**What to work on**
Count lines holding the string "Максимальная" in the data that follows. Reply with one number only.
= = =
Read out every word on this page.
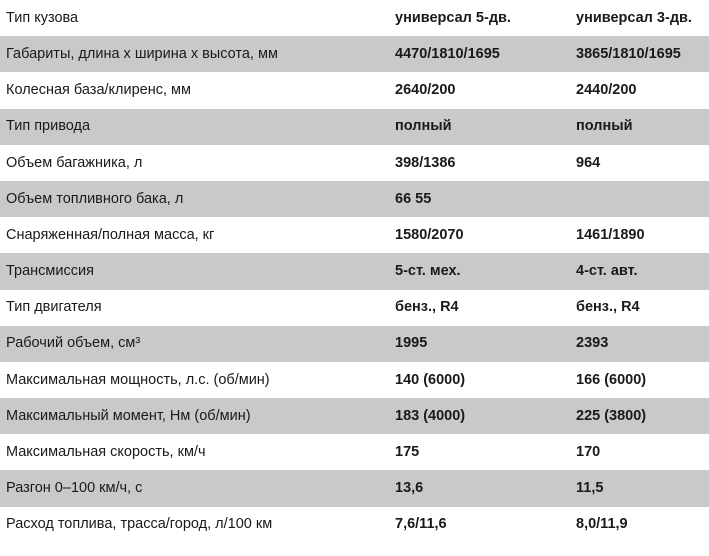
Тип кузова	универсал 5-дв.	универсал 3-дв.
Габариты, длина х ширина х высота, мм	4470/1810/1695	3865/1810/1695
Колесная база/клиренс, мм	2640/200	2440/200
Тип привода	полный	полный
Объем багажника, л	398/1386	964
Объем топливного бака, л	66 55	
Снаряженная/полная масса, кг	1580/2070	1461/1890
Трансмиссия	5-ст. мех.	4-ст. авт.
Тип двигателя	бенз., R4	бенз., R4
Рабочий объем, см³	1995	2393
Максимальная мощность, л.с. (об/мин)	140 (6000)	166 (6000)
Максимальный момент, Нм (об/мин)	183 (4000)	225 (3800)
Максимальная скорость, км/ч	175	170
Разгон 0–100 км/ч, с	13,6	11,5
Расход топлива, трасса/город, л/100 км	7,6/11,6	8,0/11,9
= = =
**Task solution**
2